* [Data for processing]:
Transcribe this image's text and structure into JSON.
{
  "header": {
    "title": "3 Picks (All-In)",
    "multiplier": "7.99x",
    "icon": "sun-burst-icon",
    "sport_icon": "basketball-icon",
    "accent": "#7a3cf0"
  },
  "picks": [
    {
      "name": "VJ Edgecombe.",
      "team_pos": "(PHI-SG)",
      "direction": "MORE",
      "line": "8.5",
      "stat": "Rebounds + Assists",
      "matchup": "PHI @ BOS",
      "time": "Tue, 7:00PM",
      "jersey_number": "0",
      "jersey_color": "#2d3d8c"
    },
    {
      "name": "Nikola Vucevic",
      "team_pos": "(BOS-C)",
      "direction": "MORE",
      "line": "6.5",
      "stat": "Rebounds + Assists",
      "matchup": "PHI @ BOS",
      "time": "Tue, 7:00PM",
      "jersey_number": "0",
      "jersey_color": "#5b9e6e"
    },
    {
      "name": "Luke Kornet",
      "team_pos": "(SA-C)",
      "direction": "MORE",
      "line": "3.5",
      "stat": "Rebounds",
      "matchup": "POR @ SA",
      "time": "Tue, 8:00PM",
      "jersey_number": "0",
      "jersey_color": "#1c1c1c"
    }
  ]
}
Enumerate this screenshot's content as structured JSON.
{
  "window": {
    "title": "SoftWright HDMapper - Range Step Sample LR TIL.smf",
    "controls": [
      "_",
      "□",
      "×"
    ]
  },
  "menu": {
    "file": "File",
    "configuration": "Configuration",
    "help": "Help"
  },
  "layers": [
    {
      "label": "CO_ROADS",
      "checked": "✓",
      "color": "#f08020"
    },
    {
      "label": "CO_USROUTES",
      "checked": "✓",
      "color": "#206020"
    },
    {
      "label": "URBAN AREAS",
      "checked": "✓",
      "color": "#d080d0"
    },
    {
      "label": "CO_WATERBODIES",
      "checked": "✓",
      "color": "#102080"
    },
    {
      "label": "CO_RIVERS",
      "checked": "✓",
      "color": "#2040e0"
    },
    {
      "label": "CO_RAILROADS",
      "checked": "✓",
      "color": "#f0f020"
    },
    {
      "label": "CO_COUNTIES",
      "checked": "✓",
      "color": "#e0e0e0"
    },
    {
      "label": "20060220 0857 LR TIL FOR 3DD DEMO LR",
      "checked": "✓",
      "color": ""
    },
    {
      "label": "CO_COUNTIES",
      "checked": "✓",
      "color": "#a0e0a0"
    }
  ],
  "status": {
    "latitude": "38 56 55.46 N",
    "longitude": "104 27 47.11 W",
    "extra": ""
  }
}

* [What is asked]:
The line containing "Enumerate this screenshot's" and every line after it, through the end of the records, should be repeated exactly and alone.

* [Final result]:
Enumerate this screenshot's content as structured JSON.
{
  "window": {
    "title": "SoftWright HDMapper - Range Step Sample LR TIL.smf",
    "controls": [
      "_",
      "□",
      "×"
    ]
  },
  "menu": {
    "file": "File",
    "configuration": "Configuration",
    "help": "Help"
  },
  "layers": [
    {
      "label": "CO_ROADS",
      "checked": "✓",
      "color": "#f08020"
    },
    {
      "label": "CO_USROUTES",
      "checked": "✓",
      "color": "#206020"
    },
    {
      "label": "URBAN AREAS",
      "checked": "✓",
      "color": "#d080d0"
    },
    {
      "label": "CO_WATERBODIES",
      "checked": "✓",
      "color": "#102080"
    },
    {
      "label": "CO_RIVERS",
      "checked": "✓",
      "color": "#2040e0"
    },
    {
      "label": "CO_RAILROADS",
      "checked": "✓",
      "color": "#f0f020"
    },
    {
      "label": "CO_COUNTIES",
      "checked": "✓",
      "color": "#e0e0e0"
    },
    {
      "label": "20060220 0857 LR TIL FOR 3DD DEMO LR",
      "checked": "✓",
      "color": ""
    },
    {
      "label": "CO_COUNTIES",
      "checked": "✓",
      "color": "#a0e0a0"
    }
  ],
  "status": {
    "latitude": "38 56 55.46 N",
    "longitude": "104 27 47.11 W",
    "extra": ""
  }
}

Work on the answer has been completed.